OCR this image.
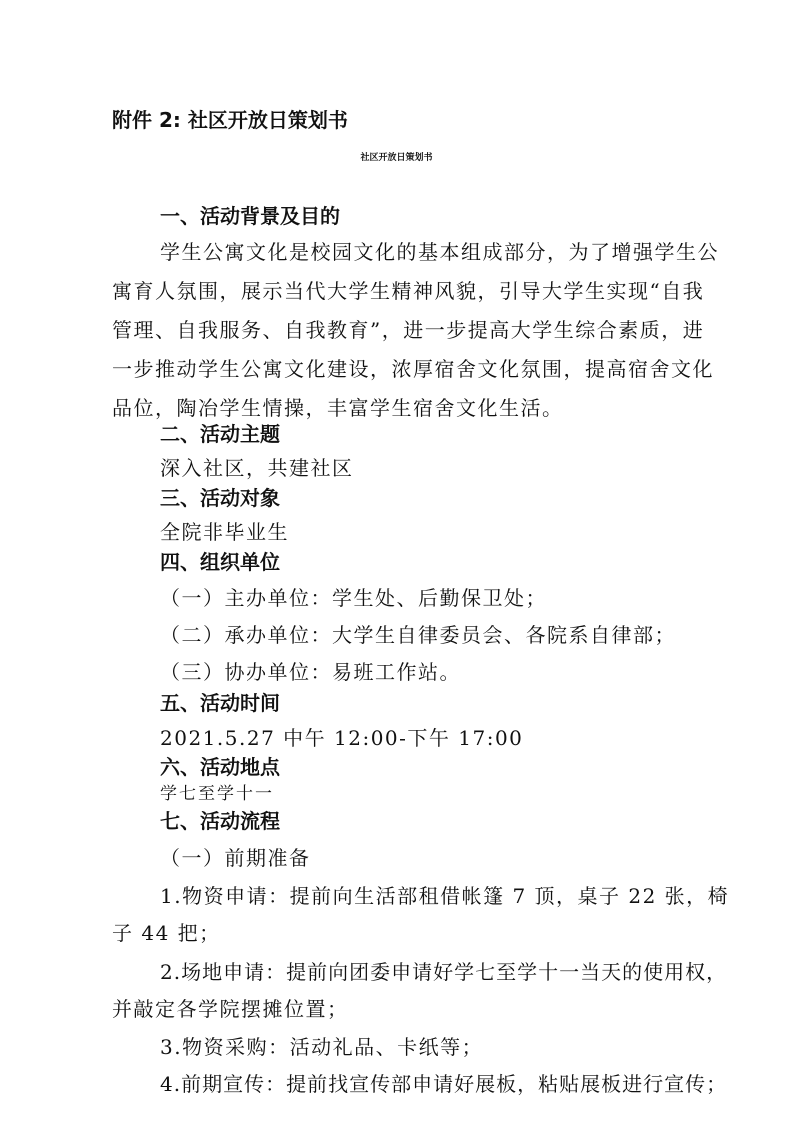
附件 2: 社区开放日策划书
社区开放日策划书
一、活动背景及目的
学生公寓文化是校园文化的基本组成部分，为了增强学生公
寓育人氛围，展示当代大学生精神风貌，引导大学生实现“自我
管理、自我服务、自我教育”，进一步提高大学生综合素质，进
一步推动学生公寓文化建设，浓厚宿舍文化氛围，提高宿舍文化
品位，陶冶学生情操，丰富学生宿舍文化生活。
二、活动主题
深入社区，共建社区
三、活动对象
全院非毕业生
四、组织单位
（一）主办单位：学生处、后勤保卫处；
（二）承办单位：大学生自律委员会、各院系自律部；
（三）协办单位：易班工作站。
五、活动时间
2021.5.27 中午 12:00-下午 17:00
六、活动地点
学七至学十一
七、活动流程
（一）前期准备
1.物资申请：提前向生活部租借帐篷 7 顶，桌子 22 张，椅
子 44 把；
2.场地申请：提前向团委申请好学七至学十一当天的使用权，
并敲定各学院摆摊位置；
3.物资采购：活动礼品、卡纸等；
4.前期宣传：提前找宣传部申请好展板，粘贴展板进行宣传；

-*-*-

Make an exact copy of every entry above, minus the images.

▶ _The output_
OCR this image.
附件 2: 社区开放日策划书
社区开放日策划书
一、活动背景及目的
学生公寓文化是校园文化的基本组成部分，为了增强学生公
寓育人氛围，展示当代大学生精神风貌，引导大学生实现“自我
管理、自我服务、自我教育”，进一步提高大学生综合素质，进
一步推动学生公寓文化建设，浓厚宿舍文化氛围，提高宿舍文化
品位，陶冶学生情操，丰富学生宿舍文化生活。
二、活动主题
深入社区，共建社区
三、活动对象
全院非毕业生
四、组织单位
（一）主办单位：学生处、后勤保卫处；
（二）承办单位：大学生自律委员会、各院系自律部；
（三）协办单位：易班工作站。
五、活动时间
2021.5.27 中午 12:00-下午 17:00
六、活动地点
学七至学十一
七、活动流程
（一）前期准备
1.物资申请：提前向生活部租借帐篷 7 顶，桌子 22 张，椅
子 44 把；
2.场地申请：提前向团委申请好学七至学十一当天的使用权，
并敲定各学院摆摊位置；
3.物资采购：活动礼品、卡纸等；
4.前期宣传：提前找宣传部申请好展板，粘贴展板进行宣传；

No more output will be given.